WORK TO BE COMPLETED => Quote every line as given.

-*-

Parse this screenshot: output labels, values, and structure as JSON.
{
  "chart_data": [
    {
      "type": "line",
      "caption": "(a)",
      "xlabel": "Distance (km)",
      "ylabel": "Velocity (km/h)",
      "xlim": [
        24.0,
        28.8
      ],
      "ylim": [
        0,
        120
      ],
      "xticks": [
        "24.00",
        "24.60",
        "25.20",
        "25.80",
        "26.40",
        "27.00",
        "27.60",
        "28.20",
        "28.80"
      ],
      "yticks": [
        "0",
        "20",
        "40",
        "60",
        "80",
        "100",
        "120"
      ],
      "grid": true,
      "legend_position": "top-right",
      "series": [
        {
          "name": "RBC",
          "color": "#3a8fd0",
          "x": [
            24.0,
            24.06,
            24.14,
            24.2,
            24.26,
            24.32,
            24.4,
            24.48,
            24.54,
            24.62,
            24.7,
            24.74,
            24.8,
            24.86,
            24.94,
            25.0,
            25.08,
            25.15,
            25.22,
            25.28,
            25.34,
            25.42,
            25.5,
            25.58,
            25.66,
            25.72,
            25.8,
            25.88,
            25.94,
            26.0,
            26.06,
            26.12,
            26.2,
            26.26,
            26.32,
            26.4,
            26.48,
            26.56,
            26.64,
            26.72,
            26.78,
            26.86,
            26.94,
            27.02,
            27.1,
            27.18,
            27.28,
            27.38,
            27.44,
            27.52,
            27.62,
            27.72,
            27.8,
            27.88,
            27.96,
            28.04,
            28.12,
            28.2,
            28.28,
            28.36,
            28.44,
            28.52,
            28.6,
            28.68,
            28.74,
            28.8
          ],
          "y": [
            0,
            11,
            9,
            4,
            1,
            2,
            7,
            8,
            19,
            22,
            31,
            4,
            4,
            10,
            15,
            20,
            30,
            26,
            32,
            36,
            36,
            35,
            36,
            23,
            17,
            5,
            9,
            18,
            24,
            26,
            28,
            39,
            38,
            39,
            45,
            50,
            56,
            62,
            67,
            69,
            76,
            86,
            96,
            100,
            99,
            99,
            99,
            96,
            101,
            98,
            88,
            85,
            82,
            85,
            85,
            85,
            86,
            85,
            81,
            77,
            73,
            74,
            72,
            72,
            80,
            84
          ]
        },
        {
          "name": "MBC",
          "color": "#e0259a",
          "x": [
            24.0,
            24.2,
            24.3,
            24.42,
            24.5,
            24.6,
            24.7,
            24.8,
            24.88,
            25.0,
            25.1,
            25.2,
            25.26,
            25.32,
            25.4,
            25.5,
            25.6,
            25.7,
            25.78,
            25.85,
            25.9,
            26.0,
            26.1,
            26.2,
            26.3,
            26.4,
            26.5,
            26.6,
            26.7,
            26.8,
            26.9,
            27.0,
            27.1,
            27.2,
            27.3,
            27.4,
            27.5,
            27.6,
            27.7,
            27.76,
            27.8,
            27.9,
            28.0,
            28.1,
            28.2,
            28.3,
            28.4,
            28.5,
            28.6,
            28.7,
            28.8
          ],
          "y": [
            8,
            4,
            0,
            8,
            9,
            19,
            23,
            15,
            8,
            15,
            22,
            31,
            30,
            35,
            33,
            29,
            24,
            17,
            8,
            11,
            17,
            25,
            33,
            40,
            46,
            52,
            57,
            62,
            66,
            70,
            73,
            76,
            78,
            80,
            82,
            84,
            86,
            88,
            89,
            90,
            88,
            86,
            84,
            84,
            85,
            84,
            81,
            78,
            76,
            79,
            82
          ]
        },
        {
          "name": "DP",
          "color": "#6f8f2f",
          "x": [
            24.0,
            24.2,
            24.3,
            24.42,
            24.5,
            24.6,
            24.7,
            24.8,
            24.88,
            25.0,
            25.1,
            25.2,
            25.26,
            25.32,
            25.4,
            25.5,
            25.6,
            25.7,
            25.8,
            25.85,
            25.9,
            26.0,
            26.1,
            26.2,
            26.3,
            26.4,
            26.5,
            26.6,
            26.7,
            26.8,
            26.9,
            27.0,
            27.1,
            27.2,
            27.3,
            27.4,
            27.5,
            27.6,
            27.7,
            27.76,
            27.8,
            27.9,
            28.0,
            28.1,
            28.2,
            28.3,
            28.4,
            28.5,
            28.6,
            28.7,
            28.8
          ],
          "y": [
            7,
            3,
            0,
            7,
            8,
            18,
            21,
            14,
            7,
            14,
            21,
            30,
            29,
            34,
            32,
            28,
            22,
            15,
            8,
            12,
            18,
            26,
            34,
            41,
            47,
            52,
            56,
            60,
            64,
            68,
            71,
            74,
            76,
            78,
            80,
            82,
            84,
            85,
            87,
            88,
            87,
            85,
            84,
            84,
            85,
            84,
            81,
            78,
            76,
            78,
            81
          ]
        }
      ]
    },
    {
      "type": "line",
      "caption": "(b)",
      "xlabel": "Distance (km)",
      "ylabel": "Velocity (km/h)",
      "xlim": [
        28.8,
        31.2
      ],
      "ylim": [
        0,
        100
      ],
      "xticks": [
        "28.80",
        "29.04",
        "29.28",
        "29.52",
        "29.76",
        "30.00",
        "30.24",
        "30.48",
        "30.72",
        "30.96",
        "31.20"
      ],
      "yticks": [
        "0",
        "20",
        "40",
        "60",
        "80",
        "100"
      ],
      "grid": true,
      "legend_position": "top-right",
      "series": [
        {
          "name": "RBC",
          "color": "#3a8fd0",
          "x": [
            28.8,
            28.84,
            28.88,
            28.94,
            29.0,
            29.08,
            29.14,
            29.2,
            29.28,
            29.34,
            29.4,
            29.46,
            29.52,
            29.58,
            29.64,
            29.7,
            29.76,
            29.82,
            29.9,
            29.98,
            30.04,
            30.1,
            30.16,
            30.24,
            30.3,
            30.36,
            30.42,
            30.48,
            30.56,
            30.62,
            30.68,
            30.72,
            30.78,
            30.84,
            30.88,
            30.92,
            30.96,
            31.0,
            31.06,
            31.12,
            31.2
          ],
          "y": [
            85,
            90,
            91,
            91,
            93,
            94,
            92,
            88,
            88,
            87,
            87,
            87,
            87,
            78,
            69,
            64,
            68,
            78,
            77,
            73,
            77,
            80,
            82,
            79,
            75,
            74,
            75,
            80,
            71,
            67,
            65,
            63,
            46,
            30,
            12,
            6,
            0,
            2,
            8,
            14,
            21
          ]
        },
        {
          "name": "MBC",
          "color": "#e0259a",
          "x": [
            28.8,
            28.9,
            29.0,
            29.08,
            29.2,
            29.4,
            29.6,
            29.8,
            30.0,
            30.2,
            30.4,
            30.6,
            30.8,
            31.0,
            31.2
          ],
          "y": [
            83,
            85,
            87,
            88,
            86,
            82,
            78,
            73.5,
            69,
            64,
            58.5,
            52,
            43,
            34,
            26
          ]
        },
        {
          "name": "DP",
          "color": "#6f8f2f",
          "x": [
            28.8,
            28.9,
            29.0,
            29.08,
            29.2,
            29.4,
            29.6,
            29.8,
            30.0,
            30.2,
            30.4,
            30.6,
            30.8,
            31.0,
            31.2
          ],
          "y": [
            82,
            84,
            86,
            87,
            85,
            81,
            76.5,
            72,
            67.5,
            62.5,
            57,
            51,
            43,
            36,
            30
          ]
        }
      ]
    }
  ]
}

-*-

RESULT =>
Parse this screenshot: output labels, values, and structure as JSON.
{
  "chart_data": [
    {
      "type": "line",
      "caption": "(a)",
      "xlabel": "Distance (km)",
      "ylabel": "Velocity (km/h)",
      "xlim": [
        24.0,
        28.8
      ],
      "ylim": [
        0,
        120
      ],
      "xticks": [
        "24.00",
        "24.60",
        "25.20",
        "25.80",
        "26.40",
        "27.00",
        "27.60",
        "28.20",
        "28.80"
      ],
      "yticks": [
        "0",
        "20",
        "40",
        "60",
        "80",
        "100",
        "120"
      ],
      "grid": true,
      "legend_position": "top-right",
      "series": [
        {
          "name": "RBC",
          "color": "#3a8fd0",
          "x": [
            24.0,
            24.06,
            24.14,
            24.2,
            24.26,
            24.32,
            24.4,
            24.48,
            24.54,
            24.62,
            24.7,
            24.74,
            24.8,
            24.86,
            24.94,
            25.0,
            25.08,
            25.15,
            25.22,
            25.28,
            25.34,
            25.42,
            25.5,
            25.58,
            25.66,
            25.72,
            25.8,
            25.88,
            25.94,
            26.0,
            26.06,
            26.12,
            26.2,
            26.26,
            26.32,
            26.4,
            26.48,
            26.56,
            26.64,
            26.72,
            26.78,
            26.86,
            26.94,
            27.02,
            27.1,
            27.18,
            27.28,
            27.38,
            27.44,
            27.52,
            27.62,
            27.72,
            27.8,
            27.88,
            27.96,
            28.04,
            28.12,
            28.2,
            28.28,
            28.36,
            28.44,
            28.52,
            28.6,
            28.68,
            28.74,
            28.8
          ],
          "y": [
            0,
            11,
            9,
            4,
            1,
            2,
            7,
            8,
            19,
            22,
            31,
            4,
            4,
            10,
            15,
            20,
            30,
            26,
            32,
            36,
            36,
            35,
            36,
            23,
            17,
            5,
            9,
            18,
            24,
            26,
            28,
            39,
            38,
            39,
            45,
            50,
            56,
            62,
            67,
            69,
            76,
            86,
            96,
            100,
            99,
            99,
            99,
            96,
            101,
            98,
            88,
            85,
            82,
            85,
            85,
            85,
            86,
            85,
            81,
            77,
            73,
            74,
            72,
            72,
            80,
            84
          ]
        },
        {
          "name": "MBC",
          "color": "#e0259a",
          "x": [
            24.0,
            24.2,
            24.3,
            24.42,
            24.5,
            24.6,
            24.7,
            24.8,
            24.88,
            25.0,
            25.1,
            25.2,
            25.26,
            25.32,
            25.4,
            25.5,
            25.6,
            25.7,
            25.78,
            25.85,
            25.9,
            26.0,
            26.1,
            26.2,
            26.3,
            26.4,
            26.5,
            26.6,
            26.7,
            26.8,
            26.9,
            27.0,
            27.1,
            27.2,
            27.3,
            27.4,
            27.5,
            27.6,
            27.7,
            27.76,
            27.8,
            27.9,
            28.0,
            28.1,
            28.2,
            28.3,
            28.4,
            28.5,
            28.6,
            28.7,
            28.8
          ],
          "y": [
            8,
            4,
            0,
            8,
            9,
            19,
            23,
            15,
            8,
            15,
            22,
            31,
            30,
            35,
            33,
            29,
            24,
            17,
            8,
            11,
            17,
            25,
            33,
            40,
            46,
            52,
            57,
            62,
            66,
            70,
            73,
            76,
            78,
            80,
            82,
            84,
            86,
            88,
            89,
            90,
            88,
            86,
            84,
            84,
            85,
            84,
            81,
            78,
            76,
            79,
            82
          ]
        },
        {
          "name": "DP",
          "color": "#6f8f2f",
          "x": [
            24.0,
            24.2,
            24.3,
            24.42,
            24.5,
            24.6,
            24.7,
            24.8,
            24.88,
            25.0,
            25.1,
            25.2,
            25.26,
            25.32,
            25.4,
            25.5,
            25.6,
            25.7,
            25.8,
            25.85,
            25.9,
            26.0,
            26.1,
            26.2,
            26.3,
            26.4,
            26.5,
            26.6,
            26.7,
            26.8,
            26.9,
            27.0,
            27.1,
            27.2,
            27.3,
            27.4,
            27.5,
            27.6,
            27.7,
            27.76,
            27.8,
            27.9,
            28.0,
            28.1,
            28.2,
            28.3,
            28.4,
            28.5,
            28.6,
            28.7,
            28.8
          ],
          "y": [
            7,
            3,
            0,
            7,
            8,
            18,
            21,
            14,
            7,
            14,
            21,
            30,
            29,
            34,
            32,
            28,
            22,
            15,
            8,
            12,
            18,
            26,
            34,
            41,
            47,
            52,
            56,
            60,
            64,
            68,
            71,
            74,
            76,
            78,
            80,
            82,
            84,
            85,
            87,
            88,
            87,
            85,
            84,
            84,
            85,
            84,
            81,
            78,
            76,
            78,
            81
          ]
        }
      ]
    },
    {
      "type": "line",
      "caption": "(b)",
      "xlabel": "Distance (km)",
      "ylabel": "Velocity (km/h)",
      "xlim": [
        28.8,
        31.2
      ],
      "ylim": [
        0,
        100
      ],
      "xticks": [
        "28.80",
        "29.04",
        "29.28",
        "29.52",
        "29.76",
        "30.00",
        "30.24",
        "30.48",
        "30.72",
        "30.96",
        "31.20"
      ],
      "yticks": [
        "0",
        "20",
        "40",
        "60",
        "80",
        "100"
      ],
      "grid": true,
      "legend_position": "top-right",
      "series": [
        {
          "name": "RBC",
          "color": "#3a8fd0",
          "x": [
            28.8,
            28.84,
            28.88,
            28.94,
            29.0,
            29.08,
            29.14,
            29.2,
            29.28,
            29.34,
            29.4,
            29.46,
            29.52,
            29.58,
            29.64,
            29.7,
            29.76,
            29.82,
            29.9,
            29.98,
            30.04,
            30.1,
            30.16,
            30.24,
            30.3,
            30.36,
            30.42,
            30.48,
            30.56,
            30.62,
            30.68,
            30.72,
            30.78,
            30.84,
            30.88,
            30.92,
            30.96,
            31.0,
            31.06,
            31.12,
            31.2
          ],
          "y": [
            85,
            90,
            91,
            91,
            93,
            94,
            92,
            88,
            88,
            87,
            87,
            87,
            87,
            78,
            69,
            64,
            68,
            78,
            77,
            73,
            77,
            80,
            82,
            79,
            75,
            74,
            75,
            80,
            71,
            67,
            65,
            63,
            46,
            30,
            12,
            6,
            0,
            2,
            8,
            14,
            21
          ]
        },
        {
          "name": "MBC",
          "color": "#e0259a",
          "x": [
            28.8,
            28.9,
            29.0,
            29.08,
            29.2,
            29.4,
            29.6,
            29.8,
            30.0,
            30.2,
            30.4,
            30.6,
            30.8,
            31.0,
            31.2
          ],
          "y": [
            83,
            85,
            87,
            88,
            86,
            82,
            78,
            73.5,
            69,
            64,
            58.5,
            52,
            43,
            34,
            26
          ]
        },
        {
          "name": "DP",
          "color": "#6f8f2f",
          "x": [
            28.8,
            28.9,
            29.0,
            29.08,
            29.2,
            29.4,
            29.6,
            29.8,
            30.0,
            30.2,
            30.4,
            30.6,
            30.8,
            31.0,
            31.2
          ],
          "y": [
            82,
            84,
            86,
            87,
            85,
            81,
            76.5,
            72,
            67.5,
            62.5,
            57,
            51,
            43,
            36,
            30
          ]
        }
      ]
    }
  ]
}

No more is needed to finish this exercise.